## Start
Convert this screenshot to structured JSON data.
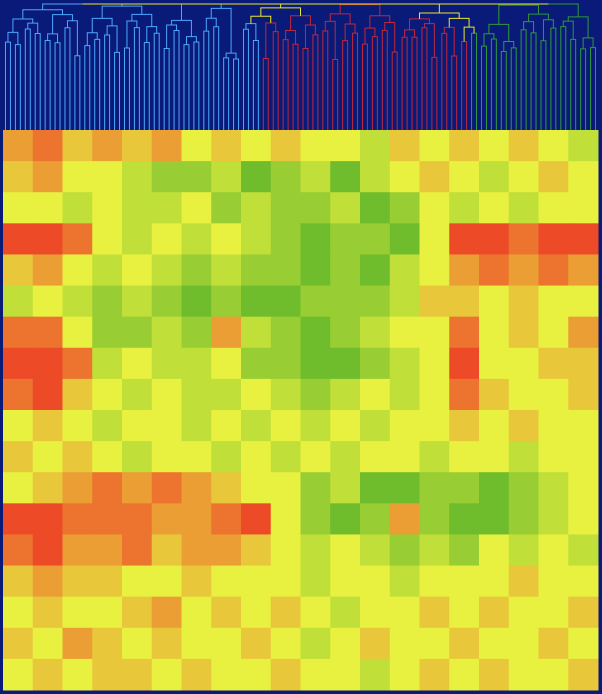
{
  "chart_data": {
    "type": "heatmap",
    "colorscale": [
      "#1f9a1f",
      "#e8f040",
      "#ee2222"
    ],
    "zlim": [
      0,
      1
    ],
    "z": [
      [
        0.7,
        0.8,
        0.6,
        0.7,
        0.6,
        0.7,
        0.5,
        0.6,
        0.5,
        0.6,
        0.5,
        0.5,
        0.4,
        0.6,
        0.5,
        0.6,
        0.5,
        0.6,
        0.5,
        0.4
      ],
      [
        0.6,
        0.7,
        0.5,
        0.5,
        0.4,
        0.3,
        0.3,
        0.4,
        0.2,
        0.3,
        0.4,
        0.2,
        0.4,
        0.5,
        0.6,
        0.5,
        0.4,
        0.5,
        0.6,
        0.5
      ],
      [
        0.5,
        0.5,
        0.4,
        0.5,
        0.4,
        0.4,
        0.5,
        0.3,
        0.4,
        0.3,
        0.3,
        0.4,
        0.2,
        0.3,
        0.5,
        0.4,
        0.5,
        0.4,
        0.5,
        0.5
      ],
      [
        0.9,
        0.9,
        0.8,
        0.5,
        0.4,
        0.5,
        0.4,
        0.5,
        0.4,
        0.3,
        0.2,
        0.3,
        0.3,
        0.2,
        0.5,
        0.9,
        0.9,
        0.8,
        0.9,
        0.9
      ],
      [
        0.6,
        0.7,
        0.5,
        0.4,
        0.5,
        0.4,
        0.3,
        0.4,
        0.3,
        0.3,
        0.2,
        0.3,
        0.2,
        0.4,
        0.5,
        0.7,
        0.8,
        0.7,
        0.8,
        0.7
      ],
      [
        0.4,
        0.5,
        0.4,
        0.3,
        0.4,
        0.3,
        0.2,
        0.3,
        0.2,
        0.2,
        0.3,
        0.3,
        0.3,
        0.4,
        0.6,
        0.6,
        0.5,
        0.6,
        0.5,
        0.5
      ],
      [
        0.8,
        0.8,
        0.5,
        0.3,
        0.3,
        0.4,
        0.3,
        0.7,
        0.4,
        0.3,
        0.2,
        0.3,
        0.4,
        0.5,
        0.5,
        0.8,
        0.5,
        0.6,
        0.5,
        0.7
      ],
      [
        0.9,
        0.9,
        0.8,
        0.4,
        0.5,
        0.4,
        0.4,
        0.5,
        0.3,
        0.3,
        0.2,
        0.2,
        0.3,
        0.4,
        0.5,
        0.9,
        0.5,
        0.5,
        0.6,
        0.6
      ],
      [
        0.8,
        0.9,
        0.6,
        0.5,
        0.4,
        0.5,
        0.4,
        0.4,
        0.5,
        0.4,
        0.3,
        0.4,
        0.5,
        0.4,
        0.5,
        0.8,
        0.6,
        0.5,
        0.5,
        0.6
      ],
      [
        0.5,
        0.6,
        0.5,
        0.4,
        0.5,
        0.5,
        0.4,
        0.5,
        0.4,
        0.5,
        0.4,
        0.5,
        0.4,
        0.5,
        0.5,
        0.6,
        0.5,
        0.6,
        0.5,
        0.5
      ],
      [
        0.6,
        0.5,
        0.6,
        0.5,
        0.4,
        0.5,
        0.5,
        0.4,
        0.5,
        0.4,
        0.5,
        0.4,
        0.5,
        0.5,
        0.4,
        0.5,
        0.5,
        0.4,
        0.5,
        0.5
      ],
      [
        0.5,
        0.6,
        0.7,
        0.8,
        0.7,
        0.8,
        0.7,
        0.6,
        0.5,
        0.5,
        0.3,
        0.4,
        0.2,
        0.2,
        0.3,
        0.3,
        0.2,
        0.3,
        0.4,
        0.5
      ],
      [
        0.9,
        0.9,
        0.8,
        0.8,
        0.8,
        0.7,
        0.7,
        0.8,
        0.9,
        0.5,
        0.3,
        0.2,
        0.3,
        0.7,
        0.3,
        0.2,
        0.2,
        0.3,
        0.4,
        0.5
      ],
      [
        0.8,
        0.9,
        0.7,
        0.7,
        0.8,
        0.6,
        0.7,
        0.7,
        0.6,
        0.5,
        0.4,
        0.5,
        0.4,
        0.3,
        0.4,
        0.3,
        0.5,
        0.4,
        0.5,
        0.4
      ],
      [
        0.6,
        0.7,
        0.6,
        0.6,
        0.5,
        0.5,
        0.6,
        0.5,
        0.5,
        0.5,
        0.4,
        0.5,
        0.5,
        0.4,
        0.5,
        0.5,
        0.5,
        0.6,
        0.5,
        0.5
      ],
      [
        0.5,
        0.6,
        0.5,
        0.5,
        0.6,
        0.7,
        0.5,
        0.6,
        0.5,
        0.6,
        0.5,
        0.4,
        0.5,
        0.5,
        0.6,
        0.5,
        0.6,
        0.5,
        0.5,
        0.6
      ],
      [
        0.6,
        0.5,
        0.7,
        0.6,
        0.5,
        0.6,
        0.5,
        0.5,
        0.6,
        0.5,
        0.4,
        0.5,
        0.6,
        0.5,
        0.5,
        0.6,
        0.5,
        0.5,
        0.6,
        0.5
      ],
      [
        0.5,
        0.6,
        0.5,
        0.6,
        0.6,
        0.5,
        0.6,
        0.5,
        0.5,
        0.6,
        0.5,
        0.5,
        0.4,
        0.5,
        0.6,
        0.5,
        0.6,
        0.5,
        0.5,
        0.6
      ]
    ]
  }
}
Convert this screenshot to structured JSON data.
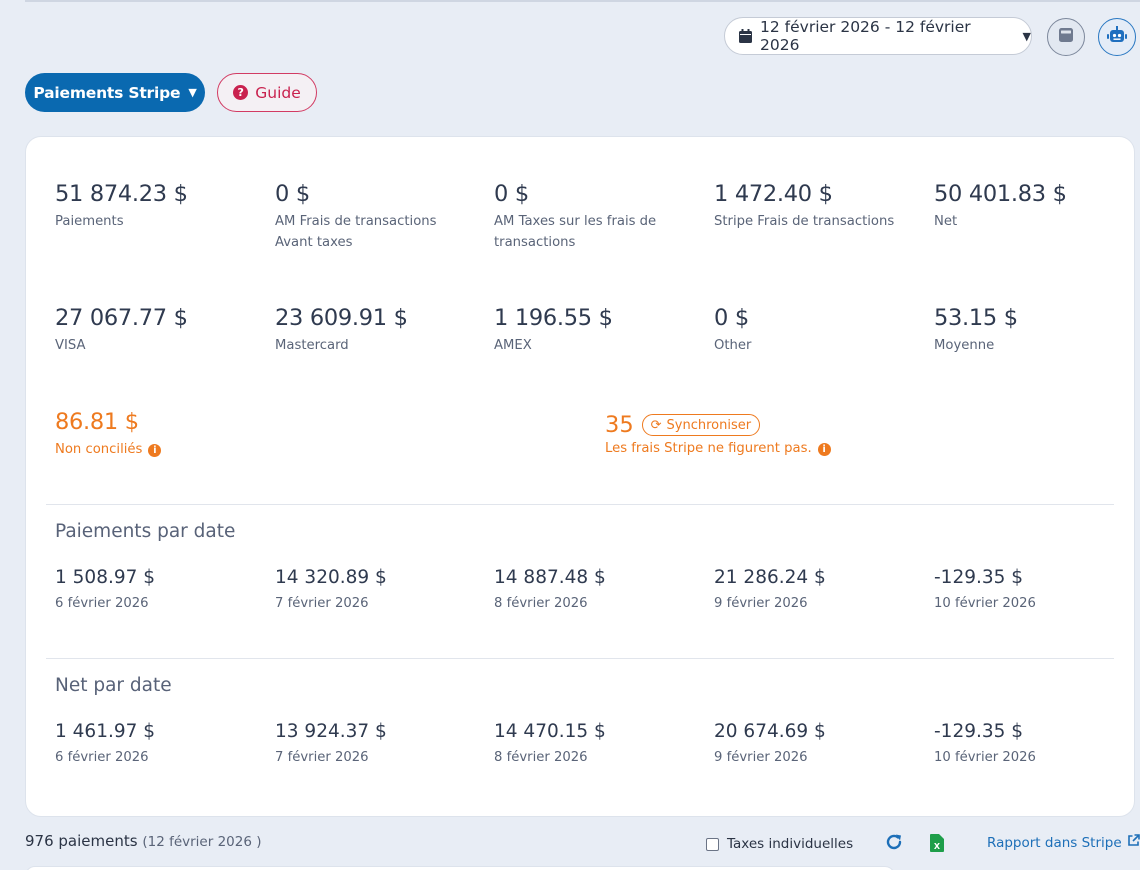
## End
• TASK STATEMENT
Keep every word of the data as it is when you write it out, but drop the pictures.

• WRITTEN ANSWER
Convert this screenshot to structured JSON data.
{
  "chart_data": {
    "type": "heatmap",
    "colorscale": [
      "#1f9a1f",
      "#e8f040",
      "#ee2222"
    ],
    "zlim": [
      0,
      1
    ],
    "z": [
      [
        0.7,
        0.8,
        0.6,
        0.7,
        0.6,
        0.7,
        0.5,
        0.6,
        0.5,
        0.6,
        0.5,
        0.5,
        0.4,
        0.6,
        0.5,
        0.6,
        0.5,
        0.6,
        0.5,
        0.4
      ],
      [
        0.6,
        0.7,
        0.5,
        0.5,
        0.4,
        0.3,
        0.3,
        0.4,
        0.2,
        0.3,
        0.4,
        0.2,
        0.4,
        0.5,
        0.6,
        0.5,
        0.4,
        0.5,
        0.6,
        0.5
      ],
      [
        0.5,
        0.5,
        0.4,
        0.5,
        0.4,
        0.4,
        0.5,
        0.3,
        0.4,
        0.3,
        0.3,
        0.4,
        0.2,
        0.3,
        0.5,
        0.4,
        0.5,
        0.4,
        0.5,
        0.5
      ],
      [
        0.9,
        0.9,
        0.8,
        0.5,
        0.4,
        0.5,
        0.4,
        0.5,
        0.4,
        0.3,
        0.2,
        0.3,
        0.3,
        0.2,
        0.5,
        0.9,
        0.9,
        0.8,
        0.9,
        0.9
      ],
      [
        0.6,
        0.7,
        0.5,
        0.4,
        0.5,
        0.4,
        0.3,
        0.4,
        0.3,
        0.3,
        0.2,
        0.3,
        0.2,
        0.4,
        0.5,
        0.7,
        0.8,
        0.7,
        0.8,
        0.7
      ],
      [
        0.4,
        0.5,
        0.4,
        0.3,
        0.4,
        0.3,
        0.2,
        0.3,
        0.2,
        0.2,
        0.3,
        0.3,
        0.3,
        0.4,
        0.6,
        0.6,
        0.5,
        0.6,
        0.5,
        0.5
      ],
      [
        0.8,
        0.8,
        0.5,
        0.3,
        0.3,
        0.4,
        0.3,
        0.7,
        0.4,
        0.3,
        0.2,
        0.3,
        0.4,
        0.5,
        0.5,
        0.8,
        0.5,
        0.6,
        0.5,
        0.7
      ],
      [
        0.9,
        0.9,
        0.8,
        0.4,
        0.5,
        0.4,
        0.4,
        0.5,
        0.3,
        0.3,
        0.2,
        0.2,
        0.3,
        0.4,
        0.5,
        0.9,
        0.5,
        0.5,
        0.6,
        0.6
      ],
      [
        0.8,
        0.9,
        0.6,
        0.5,
        0.4,
        0.5,
        0.4,
        0.4,
        0.5,
        0.4,
        0.3,
        0.4,
        0.5,
        0.4,
        0.5,
        0.8,
        0.6,
        0.5,
        0.5,
        0.6
      ],
      [
        0.5,
        0.6,
        0.5,
        0.4,
        0.5,
        0.5,
        0.4,
        0.5,
        0.4,
        0.5,
        0.4,
        0.5,
        0.4,
        0.5,
        0.5,
        0.6,
        0.5,
        0.6,
        0.5,
        0.5
      ],
      [
        0.6,
        0.5,
        0.6,
        0.5,
        0.4,
        0.5,
        0.5,
        0.4,
        0.5,
        0.4,
        0.5,
        0.4,
        0.5,
        0.5,
        0.4,
        0.5,
        0.5,
        0.4,
        0.5,
        0.5
      ],
      [
        0.5,
        0.6,
        0.7,
        0.8,
        0.7,
        0.8,
        0.7,
        0.6,
        0.5,
        0.5,
        0.3,
        0.4,
        0.2,
        0.2,
        0.3,
        0.3,
        0.2,
        0.3,
        0.4,
        0.5
      ],
      [
        0.9,
        0.9,
        0.8,
        0.8,
        0.8,
        0.7,
        0.7,
        0.8,
        0.9,
        0.5,
        0.3,
        0.2,
        0.3,
        0.7,
        0.3,
        0.2,
        0.2,
        0.3,
        0.4,
        0.5
      ],
      [
        0.8,
        0.9,
        0.7,
        0.7,
        0.8,
        0.6,
        0.7,
        0.7,
        0.6,
        0.5,
        0.4,
        0.5,
        0.4,
        0.3,
        0.4,
        0.3,
        0.5,
        0.4,
        0.5,
        0.4
      ],
      [
        0.6,
        0.7,
        0.6,
        0.6,
        0.5,
        0.5,
        0.6,
        0.5,
        0.5,
        0.5,
        0.4,
        0.5,
        0.5,
        0.4,
        0.5,
        0.5,
        0.5,
        0.6,
        0.5,
        0.5
      ],
      [
        0.5,
        0.6,
        0.5,
        0.5,
        0.6,
        0.7,
        0.5,
        0.6,
        0.5,
        0.6,
        0.5,
        0.4,
        0.5,
        0.5,
        0.6,
        0.5,
        0.6,
        0.5,
        0.5,
        0.6
      ],
      [
        0.6,
        0.5,
        0.7,
        0.6,
        0.5,
        0.6,
        0.5,
        0.5,
        0.6,
        0.5,
        0.4,
        0.5,
        0.6,
        0.5,
        0.5,
        0.6,
        0.5,
        0.5,
        0.6,
        0.5
      ],
      [
        0.5,
        0.6,
        0.5,
        0.6,
        0.6,
        0.5,
        0.6,
        0.5,
        0.5,
        0.6,
        0.5,
        0.5,
        0.4,
        0.5,
        0.6,
        0.5,
        0.6,
        0.5,
        0.5,
        0.6
      ]
    ]
  }
}
Convert this screenshot to structured JSON data.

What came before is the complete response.